YOUR TASK: Look at each line of the records and count those with "Snapshot" in them. Please answer with the count alone.

GIVEN INFORMATION:
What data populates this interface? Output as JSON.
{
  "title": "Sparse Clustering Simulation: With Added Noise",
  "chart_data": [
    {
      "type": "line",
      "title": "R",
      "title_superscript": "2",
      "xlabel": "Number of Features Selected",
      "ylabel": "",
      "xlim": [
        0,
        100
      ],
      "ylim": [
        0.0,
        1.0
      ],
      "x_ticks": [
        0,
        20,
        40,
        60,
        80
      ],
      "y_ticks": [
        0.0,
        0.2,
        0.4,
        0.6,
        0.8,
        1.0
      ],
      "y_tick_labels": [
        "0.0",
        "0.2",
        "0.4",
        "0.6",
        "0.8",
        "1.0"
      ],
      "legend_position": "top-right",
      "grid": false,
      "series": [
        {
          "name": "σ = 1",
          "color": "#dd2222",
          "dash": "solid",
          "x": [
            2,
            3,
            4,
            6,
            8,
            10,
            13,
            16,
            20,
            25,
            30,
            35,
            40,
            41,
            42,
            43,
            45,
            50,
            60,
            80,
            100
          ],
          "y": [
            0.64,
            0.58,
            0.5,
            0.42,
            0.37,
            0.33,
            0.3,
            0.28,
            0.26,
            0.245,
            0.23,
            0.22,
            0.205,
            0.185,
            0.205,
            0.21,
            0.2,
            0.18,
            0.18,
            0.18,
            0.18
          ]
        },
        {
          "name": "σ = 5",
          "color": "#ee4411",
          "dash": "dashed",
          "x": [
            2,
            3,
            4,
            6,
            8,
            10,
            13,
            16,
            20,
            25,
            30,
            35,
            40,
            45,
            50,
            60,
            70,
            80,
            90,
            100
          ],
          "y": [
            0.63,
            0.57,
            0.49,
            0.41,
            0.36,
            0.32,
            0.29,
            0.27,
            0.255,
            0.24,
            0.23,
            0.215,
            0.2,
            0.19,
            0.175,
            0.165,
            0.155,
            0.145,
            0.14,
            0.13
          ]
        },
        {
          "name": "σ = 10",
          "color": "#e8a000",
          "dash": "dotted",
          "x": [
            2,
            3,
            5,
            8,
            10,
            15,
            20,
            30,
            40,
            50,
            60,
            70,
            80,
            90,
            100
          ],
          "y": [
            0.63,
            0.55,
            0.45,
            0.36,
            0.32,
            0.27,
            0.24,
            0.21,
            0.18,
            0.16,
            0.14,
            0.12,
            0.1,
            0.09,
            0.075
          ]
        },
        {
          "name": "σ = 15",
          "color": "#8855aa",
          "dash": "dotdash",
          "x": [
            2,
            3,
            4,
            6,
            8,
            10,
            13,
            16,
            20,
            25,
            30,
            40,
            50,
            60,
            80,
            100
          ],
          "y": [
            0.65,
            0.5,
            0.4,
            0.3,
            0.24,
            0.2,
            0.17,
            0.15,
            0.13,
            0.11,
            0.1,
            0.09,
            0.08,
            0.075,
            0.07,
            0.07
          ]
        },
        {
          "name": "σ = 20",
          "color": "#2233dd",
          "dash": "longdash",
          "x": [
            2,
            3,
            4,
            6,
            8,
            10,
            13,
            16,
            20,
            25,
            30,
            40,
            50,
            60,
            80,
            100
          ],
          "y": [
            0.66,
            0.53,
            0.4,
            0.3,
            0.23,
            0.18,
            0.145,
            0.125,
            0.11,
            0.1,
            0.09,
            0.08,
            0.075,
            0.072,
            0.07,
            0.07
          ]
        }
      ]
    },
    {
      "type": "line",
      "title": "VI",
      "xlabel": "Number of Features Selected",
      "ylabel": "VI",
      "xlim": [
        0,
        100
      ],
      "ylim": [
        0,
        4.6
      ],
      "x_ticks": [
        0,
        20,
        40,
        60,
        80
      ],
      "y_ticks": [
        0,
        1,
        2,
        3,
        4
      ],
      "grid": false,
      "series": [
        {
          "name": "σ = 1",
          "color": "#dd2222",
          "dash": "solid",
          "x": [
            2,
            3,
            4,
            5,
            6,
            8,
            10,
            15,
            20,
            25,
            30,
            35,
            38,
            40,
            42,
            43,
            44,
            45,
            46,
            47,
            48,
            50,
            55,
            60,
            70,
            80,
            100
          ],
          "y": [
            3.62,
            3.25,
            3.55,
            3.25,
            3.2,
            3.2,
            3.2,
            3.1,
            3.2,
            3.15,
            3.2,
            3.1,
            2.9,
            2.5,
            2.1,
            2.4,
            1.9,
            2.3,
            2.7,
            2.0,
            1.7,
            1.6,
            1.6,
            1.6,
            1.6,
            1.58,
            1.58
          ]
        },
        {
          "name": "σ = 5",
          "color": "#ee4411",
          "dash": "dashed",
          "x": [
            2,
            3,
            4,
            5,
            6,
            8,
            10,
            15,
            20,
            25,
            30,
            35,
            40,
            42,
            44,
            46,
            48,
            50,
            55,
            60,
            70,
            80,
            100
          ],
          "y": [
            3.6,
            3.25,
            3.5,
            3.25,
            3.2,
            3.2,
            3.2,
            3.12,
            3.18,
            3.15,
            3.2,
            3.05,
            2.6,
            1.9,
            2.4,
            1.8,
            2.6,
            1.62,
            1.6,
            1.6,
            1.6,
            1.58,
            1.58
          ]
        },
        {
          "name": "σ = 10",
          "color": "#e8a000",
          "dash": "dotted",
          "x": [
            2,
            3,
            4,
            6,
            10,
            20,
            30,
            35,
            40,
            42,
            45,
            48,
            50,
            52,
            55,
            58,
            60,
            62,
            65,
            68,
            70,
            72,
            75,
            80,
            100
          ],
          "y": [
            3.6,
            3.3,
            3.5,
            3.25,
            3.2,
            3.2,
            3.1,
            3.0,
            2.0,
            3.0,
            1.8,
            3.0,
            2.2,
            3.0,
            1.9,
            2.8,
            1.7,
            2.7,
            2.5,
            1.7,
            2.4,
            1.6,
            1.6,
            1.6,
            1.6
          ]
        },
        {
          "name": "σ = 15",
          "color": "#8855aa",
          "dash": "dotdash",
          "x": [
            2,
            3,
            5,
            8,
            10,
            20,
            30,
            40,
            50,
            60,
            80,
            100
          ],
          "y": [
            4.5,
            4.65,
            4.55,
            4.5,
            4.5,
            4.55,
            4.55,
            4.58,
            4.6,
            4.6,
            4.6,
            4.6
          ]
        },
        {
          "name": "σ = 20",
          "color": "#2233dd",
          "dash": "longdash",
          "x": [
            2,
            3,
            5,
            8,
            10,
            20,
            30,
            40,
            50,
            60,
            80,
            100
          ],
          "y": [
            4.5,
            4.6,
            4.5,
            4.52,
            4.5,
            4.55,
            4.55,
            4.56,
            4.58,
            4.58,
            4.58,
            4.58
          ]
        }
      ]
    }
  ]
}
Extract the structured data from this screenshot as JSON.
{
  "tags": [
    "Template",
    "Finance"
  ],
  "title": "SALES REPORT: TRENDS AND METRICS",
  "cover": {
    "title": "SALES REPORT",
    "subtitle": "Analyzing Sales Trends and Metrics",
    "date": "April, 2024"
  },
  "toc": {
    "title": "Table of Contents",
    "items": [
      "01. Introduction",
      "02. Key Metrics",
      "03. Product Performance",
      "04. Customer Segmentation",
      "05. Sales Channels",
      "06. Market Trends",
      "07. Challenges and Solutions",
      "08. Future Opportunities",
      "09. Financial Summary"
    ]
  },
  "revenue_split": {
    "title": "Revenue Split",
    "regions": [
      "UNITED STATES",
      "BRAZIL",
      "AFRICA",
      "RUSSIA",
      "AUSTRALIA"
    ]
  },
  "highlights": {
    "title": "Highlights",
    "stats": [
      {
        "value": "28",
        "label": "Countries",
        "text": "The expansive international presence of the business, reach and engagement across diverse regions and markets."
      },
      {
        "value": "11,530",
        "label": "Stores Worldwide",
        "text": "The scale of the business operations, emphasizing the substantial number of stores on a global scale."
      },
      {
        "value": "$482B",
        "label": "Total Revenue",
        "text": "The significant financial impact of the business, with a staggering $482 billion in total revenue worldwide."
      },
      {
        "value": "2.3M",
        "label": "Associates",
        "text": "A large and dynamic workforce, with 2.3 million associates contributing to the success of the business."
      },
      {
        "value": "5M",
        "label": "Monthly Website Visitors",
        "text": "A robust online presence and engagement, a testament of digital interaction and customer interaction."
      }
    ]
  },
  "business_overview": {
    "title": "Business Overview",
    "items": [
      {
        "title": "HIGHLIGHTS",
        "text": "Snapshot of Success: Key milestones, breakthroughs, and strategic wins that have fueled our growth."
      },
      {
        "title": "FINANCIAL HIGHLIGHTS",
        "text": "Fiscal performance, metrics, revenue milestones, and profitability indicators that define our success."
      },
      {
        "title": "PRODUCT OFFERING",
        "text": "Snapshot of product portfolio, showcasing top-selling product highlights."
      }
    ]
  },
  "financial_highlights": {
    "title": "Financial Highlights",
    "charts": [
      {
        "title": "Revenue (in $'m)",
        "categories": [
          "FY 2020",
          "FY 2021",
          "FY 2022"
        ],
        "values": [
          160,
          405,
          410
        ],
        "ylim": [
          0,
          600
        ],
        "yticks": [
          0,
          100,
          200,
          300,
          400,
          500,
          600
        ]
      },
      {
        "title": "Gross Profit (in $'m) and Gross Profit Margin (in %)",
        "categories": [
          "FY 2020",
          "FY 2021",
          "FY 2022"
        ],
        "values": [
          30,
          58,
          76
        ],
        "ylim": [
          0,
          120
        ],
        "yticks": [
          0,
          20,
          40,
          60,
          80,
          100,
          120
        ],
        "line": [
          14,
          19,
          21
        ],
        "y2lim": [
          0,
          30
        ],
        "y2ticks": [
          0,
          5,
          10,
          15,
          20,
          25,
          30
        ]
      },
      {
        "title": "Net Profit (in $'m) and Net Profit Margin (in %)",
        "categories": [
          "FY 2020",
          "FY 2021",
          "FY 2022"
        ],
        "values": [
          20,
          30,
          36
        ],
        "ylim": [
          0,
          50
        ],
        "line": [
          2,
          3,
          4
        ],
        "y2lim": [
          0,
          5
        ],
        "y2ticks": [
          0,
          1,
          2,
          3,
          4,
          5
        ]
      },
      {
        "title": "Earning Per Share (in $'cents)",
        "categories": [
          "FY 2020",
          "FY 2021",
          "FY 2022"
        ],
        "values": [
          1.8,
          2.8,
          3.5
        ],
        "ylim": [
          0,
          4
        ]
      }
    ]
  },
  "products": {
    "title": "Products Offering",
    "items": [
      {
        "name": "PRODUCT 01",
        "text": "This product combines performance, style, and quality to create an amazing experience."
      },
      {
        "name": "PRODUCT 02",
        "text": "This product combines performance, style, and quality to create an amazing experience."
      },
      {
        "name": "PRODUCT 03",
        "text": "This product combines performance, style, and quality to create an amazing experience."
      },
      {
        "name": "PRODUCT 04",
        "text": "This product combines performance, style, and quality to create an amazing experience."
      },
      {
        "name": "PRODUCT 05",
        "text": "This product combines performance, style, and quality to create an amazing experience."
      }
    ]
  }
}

REPLY: 2